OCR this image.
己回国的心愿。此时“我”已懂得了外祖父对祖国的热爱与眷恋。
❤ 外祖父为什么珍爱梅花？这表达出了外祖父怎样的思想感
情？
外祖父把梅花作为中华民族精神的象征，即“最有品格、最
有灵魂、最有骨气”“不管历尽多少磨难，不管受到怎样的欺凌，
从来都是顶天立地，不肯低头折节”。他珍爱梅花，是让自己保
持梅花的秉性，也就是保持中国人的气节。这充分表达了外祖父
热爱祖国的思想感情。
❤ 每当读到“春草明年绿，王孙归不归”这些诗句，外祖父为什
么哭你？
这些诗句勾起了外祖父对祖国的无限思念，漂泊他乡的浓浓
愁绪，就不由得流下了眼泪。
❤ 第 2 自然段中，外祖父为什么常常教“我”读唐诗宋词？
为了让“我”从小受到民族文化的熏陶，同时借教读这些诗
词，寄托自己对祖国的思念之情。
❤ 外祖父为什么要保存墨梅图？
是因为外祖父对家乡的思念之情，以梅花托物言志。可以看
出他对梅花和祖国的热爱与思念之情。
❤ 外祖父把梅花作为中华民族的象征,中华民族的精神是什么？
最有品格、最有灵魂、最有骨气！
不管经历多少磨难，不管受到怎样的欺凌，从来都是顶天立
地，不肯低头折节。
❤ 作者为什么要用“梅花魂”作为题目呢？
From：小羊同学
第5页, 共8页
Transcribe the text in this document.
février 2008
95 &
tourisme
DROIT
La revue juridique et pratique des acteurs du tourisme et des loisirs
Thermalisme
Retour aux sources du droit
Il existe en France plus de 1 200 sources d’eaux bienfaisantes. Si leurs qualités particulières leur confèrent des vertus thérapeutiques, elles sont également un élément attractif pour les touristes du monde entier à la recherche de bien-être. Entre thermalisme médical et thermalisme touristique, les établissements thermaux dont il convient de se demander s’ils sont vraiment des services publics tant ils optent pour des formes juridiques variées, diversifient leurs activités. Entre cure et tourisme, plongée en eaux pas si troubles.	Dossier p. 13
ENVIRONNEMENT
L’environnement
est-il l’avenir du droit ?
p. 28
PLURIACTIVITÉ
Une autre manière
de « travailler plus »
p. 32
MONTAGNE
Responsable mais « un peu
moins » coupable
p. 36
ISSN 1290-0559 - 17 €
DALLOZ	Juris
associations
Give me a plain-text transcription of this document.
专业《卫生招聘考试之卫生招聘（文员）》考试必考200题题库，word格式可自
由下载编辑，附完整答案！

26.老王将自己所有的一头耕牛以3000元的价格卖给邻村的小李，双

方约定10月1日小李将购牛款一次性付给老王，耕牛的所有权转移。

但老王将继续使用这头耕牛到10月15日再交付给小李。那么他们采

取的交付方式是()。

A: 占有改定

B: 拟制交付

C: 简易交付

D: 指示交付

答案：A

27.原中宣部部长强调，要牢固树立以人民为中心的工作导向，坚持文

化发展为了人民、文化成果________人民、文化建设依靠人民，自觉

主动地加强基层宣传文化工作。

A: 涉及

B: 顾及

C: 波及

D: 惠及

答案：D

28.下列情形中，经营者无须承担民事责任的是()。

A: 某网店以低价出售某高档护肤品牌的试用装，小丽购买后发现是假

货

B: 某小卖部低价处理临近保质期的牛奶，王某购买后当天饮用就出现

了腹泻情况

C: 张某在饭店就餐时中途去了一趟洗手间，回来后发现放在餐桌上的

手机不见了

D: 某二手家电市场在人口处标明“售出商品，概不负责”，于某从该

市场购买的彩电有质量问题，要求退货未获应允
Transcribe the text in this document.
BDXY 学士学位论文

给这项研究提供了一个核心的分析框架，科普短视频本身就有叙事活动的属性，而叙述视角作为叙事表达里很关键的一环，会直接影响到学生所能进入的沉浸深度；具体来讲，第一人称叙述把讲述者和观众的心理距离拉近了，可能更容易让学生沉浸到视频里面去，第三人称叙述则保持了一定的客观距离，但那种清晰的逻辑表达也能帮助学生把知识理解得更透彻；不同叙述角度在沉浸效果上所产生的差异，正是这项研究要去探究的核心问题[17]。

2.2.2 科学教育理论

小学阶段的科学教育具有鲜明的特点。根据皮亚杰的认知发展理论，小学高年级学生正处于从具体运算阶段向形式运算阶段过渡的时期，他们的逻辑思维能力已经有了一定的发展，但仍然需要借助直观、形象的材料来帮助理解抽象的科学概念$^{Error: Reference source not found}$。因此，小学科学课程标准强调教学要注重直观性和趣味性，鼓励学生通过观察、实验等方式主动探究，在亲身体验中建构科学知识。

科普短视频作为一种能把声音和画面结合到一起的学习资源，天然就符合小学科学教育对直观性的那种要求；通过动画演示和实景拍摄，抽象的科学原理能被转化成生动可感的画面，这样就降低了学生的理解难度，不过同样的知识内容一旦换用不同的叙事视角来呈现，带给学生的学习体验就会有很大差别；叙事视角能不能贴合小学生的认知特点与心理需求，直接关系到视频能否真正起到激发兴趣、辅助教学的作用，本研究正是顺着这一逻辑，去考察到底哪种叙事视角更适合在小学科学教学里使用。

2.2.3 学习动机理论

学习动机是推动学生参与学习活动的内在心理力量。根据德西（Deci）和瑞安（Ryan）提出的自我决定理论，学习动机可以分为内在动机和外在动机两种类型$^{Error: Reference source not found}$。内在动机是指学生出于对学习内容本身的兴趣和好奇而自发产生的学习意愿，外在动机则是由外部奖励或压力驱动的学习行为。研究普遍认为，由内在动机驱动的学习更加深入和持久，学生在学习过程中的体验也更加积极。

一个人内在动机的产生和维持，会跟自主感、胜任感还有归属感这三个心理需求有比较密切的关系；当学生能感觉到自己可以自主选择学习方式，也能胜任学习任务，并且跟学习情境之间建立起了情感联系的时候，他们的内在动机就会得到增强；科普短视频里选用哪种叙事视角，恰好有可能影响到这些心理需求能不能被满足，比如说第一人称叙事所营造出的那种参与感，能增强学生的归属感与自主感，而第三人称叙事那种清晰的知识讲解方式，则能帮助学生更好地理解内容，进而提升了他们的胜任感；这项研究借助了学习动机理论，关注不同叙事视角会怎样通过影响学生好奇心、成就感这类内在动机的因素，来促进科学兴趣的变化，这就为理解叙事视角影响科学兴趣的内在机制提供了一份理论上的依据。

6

Exercise task — Would you reproduce the material above in full, exactly as given?

Answer to this task —
OCR this image.
己回国的心愿。此时“我”已懂得了外祖父对祖国的热爱与眷恋。
❤ 外祖父为什么珍爱梅花？这表达出了外祖父怎样的思想感
情？
外祖父把梅花作为中华民族精神的象征，即“最有品格、最
有灵魂、最有骨气”“不管历尽多少磨难，不管受到怎样的欺凌，
从来都是顶天立地，不肯低头折节”。他珍爱梅花，是让自己保
持梅花的秉性，也就是保持中国人的气节。这充分表达了外祖父
热爱祖国的思想感情。
❤ 每当读到“春草明年绿，王孙归不归”这些诗句，外祖父为什
么哭你？
这些诗句勾起了外祖父对祖国的无限思念，漂泊他乡的浓浓
愁绪，就不由得流下了眼泪。
❤ 第 2 自然段中，外祖父为什么常常教“我”读唐诗宋词？
为了让“我”从小受到民族文化的熏陶，同时借教读这些诗
词，寄托自己对祖国的思念之情。
❤ 外祖父为什么要保存墨梅图？
是因为外祖父对家乡的思念之情，以梅花托物言志。可以看
出他对梅花和祖国的热爱与思念之情。
❤ 外祖父把梅花作为中华民族的象征,中华民族的精神是什么？
最有品格、最有灵魂、最有骨气！
不管经历多少磨难，不管受到怎样的欺凌，从来都是顶天立
地，不肯低头折节。
❤ 作者为什么要用“梅花魂”作为题目呢？
From：小羊同学
第5页, 共8页
Transcribe the text in this document.
février 2008
95 &
tourisme
DROIT
La revue juridique et pratique des acteurs du tourisme et des loisirs
Thermalisme
Retour aux sources du droit
Il existe en France plus de 1 200 sources d’eaux bienfaisantes. Si leurs qualités particulières leur confèrent des vertus thérapeutiques, elles sont également un élément attractif pour les touristes du monde entier à la recherche de bien-être. Entre thermalisme médical et thermalisme touristique, les établissements thermaux dont il convient de se demander s’ils sont vraiment des services publics tant ils optent pour des formes juridiques variées, diversifient leurs activités. Entre cure et tourisme, plongée en eaux pas si troubles.	Dossier p. 13
ENVIRONNEMENT
L’environnement
est-il l’avenir du droit ?
p. 28
PLURIACTIVITÉ
Une autre manière
de « travailler plus »
p. 32
MONTAGNE
Responsable mais « un peu
moins » coupable
p. 36
ISSN 1290-0559 - 17 €
DALLOZ	Juris
associations
Give me a plain-text transcription of this document.
专业《卫生招聘考试之卫生招聘（文员）》考试必考200题题库，word格式可自
由下载编辑，附完整答案！

26.老王将自己所有的一头耕牛以3000元的价格卖给邻村的小李，双

方约定10月1日小李将购牛款一次性付给老王，耕牛的所有权转移。

但老王将继续使用这头耕牛到10月15日再交付给小李。那么他们采

取的交付方式是()。

A: 占有改定

B: 拟制交付

C: 简易交付

D: 指示交付

答案：A

27.原中宣部部长强调，要牢固树立以人民为中心的工作导向，坚持文

化发展为了人民、文化成果________人民、文化建设依靠人民，自觉

主动地加强基层宣传文化工作。

A: 涉及

B: 顾及

C: 波及

D: 惠及

答案：D

28.下列情形中，经营者无须承担民事责任的是()。

A: 某网店以低价出售某高档护肤品牌的试用装，小丽购买后发现是假

货

B: 某小卖部低价处理临近保质期的牛奶，王某购买后当天饮用就出现

了腹泻情况

C: 张某在饭店就餐时中途去了一趟洗手间，回来后发现放在餐桌上的

手机不见了

D: 某二手家电市场在人口处标明“售出商品，概不负责”，于某从该

市场购买的彩电有质量问题，要求退货未获应允
Transcribe the text in this document.
BDXY 学士学位论文

给这项研究提供了一个核心的分析框架，科普短视频本身就有叙事活动的属性，而叙述视角作为叙事表达里很关键的一环，会直接影响到学生所能进入的沉浸深度；具体来讲，第一人称叙述把讲述者和观众的心理距离拉近了，可能更容易让学生沉浸到视频里面去，第三人称叙述则保持了一定的客观距离，但那种清晰的逻辑表达也能帮助学生把知识理解得更透彻；不同叙述角度在沉浸效果上所产生的差异，正是这项研究要去探究的核心问题[17]。

2.2.2 科学教育理论

小学阶段的科学教育具有鲜明的特点。根据皮亚杰的认知发展理论，小学高年级学生正处于从具体运算阶段向形式运算阶段过渡的时期，他们的逻辑思维能力已经有了一定的发展，但仍然需要借助直观、形象的材料来帮助理解抽象的科学概念$^{Error: Reference source not found}$。因此，小学科学课程标准强调教学要注重直观性和趣味性，鼓励学生通过观察、实验等方式主动探究，在亲身体验中建构科学知识。

科普短视频作为一种能把声音和画面结合到一起的学习资源，天然就符合小学科学教育对直观性的那种要求；通过动画演示和实景拍摄，抽象的科学原理能被转化成生动可感的画面，这样就降低了学生的理解难度，不过同样的知识内容一旦换用不同的叙事视角来呈现，带给学生的学习体验就会有很大差别；叙事视角能不能贴合小学生的认知特点与心理需求，直接关系到视频能否真正起到激发兴趣、辅助教学的作用，本研究正是顺着这一逻辑，去考察到底哪种叙事视角更适合在小学科学教学里使用。

2.2.3 学习动机理论

学习动机是推动学生参与学习活动的内在心理力量。根据德西（Deci）和瑞安（Ryan）提出的自我决定理论，学习动机可以分为内在动机和外在动机两种类型$^{Error: Reference source not found}$。内在动机是指学生出于对学习内容本身的兴趣和好奇而自发产生的学习意愿，外在动机则是由外部奖励或压力驱动的学习行为。研究普遍认为，由内在动机驱动的学习更加深入和持久，学生在学习过程中的体验也更加积极。

一个人内在动机的产生和维持，会跟自主感、胜任感还有归属感这三个心理需求有比较密切的关系；当学生能感觉到自己可以自主选择学习方式，也能胜任学习任务，并且跟学习情境之间建立起了情感联系的时候，他们的内在动机就会得到增强；科普短视频里选用哪种叙事视角，恰好有可能影响到这些心理需求能不能被满足，比如说第一人称叙事所营造出的那种参与感，能增强学生的归属感与自主感，而第三人称叙事那种清晰的知识讲解方式，则能帮助学生更好地理解内容，进而提升了他们的胜任感；这项研究借助了学习动机理论，关注不同叙事视角会怎样通过影响学生好奇心、成就感这类内在动机的因素，来促进科学兴趣的变化，这就为理解叙事视角影响科学兴趣的内在机制提供了一份理论上的依据。

6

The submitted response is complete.